### THE TASK
Pick out each line of the records in which the word "ASTM" appears.

(Data entries)
● ● ●

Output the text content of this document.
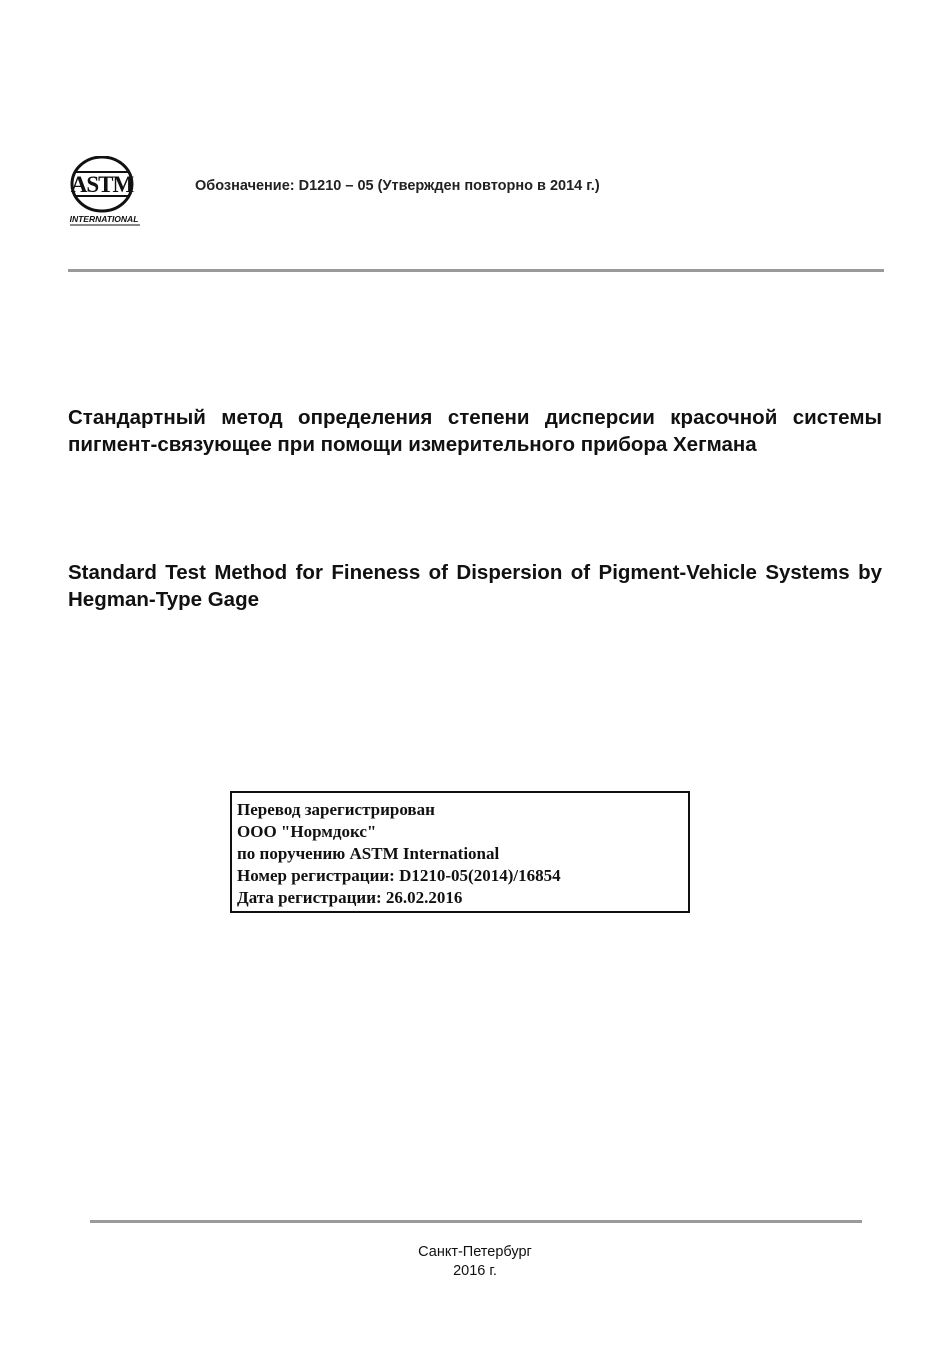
ASTM
INTERNATIONAL
Обозначение: D1210 – 05 (Утвержден повторно в 2014 г.)

Стандартный метод определения степени дисперсии красочной системы пигмент-связующее при помощи измерительного прибора Хегмана

Standard Test Method for Fineness of Dispersion of Pigment-Vehicle Systems by Hegman-Type Gage

Перевод зарегистрирован
ООО "Нормдокс"
по поручению ASTM International
Номер регистрации: D1210-05(2014)/16854
Дата регистрации: 26.02.2016
Санкт-Петербург
2016 г.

● ● ●

### RESULT OF THIS EXERCISE
ASTM
по поручению ASTM International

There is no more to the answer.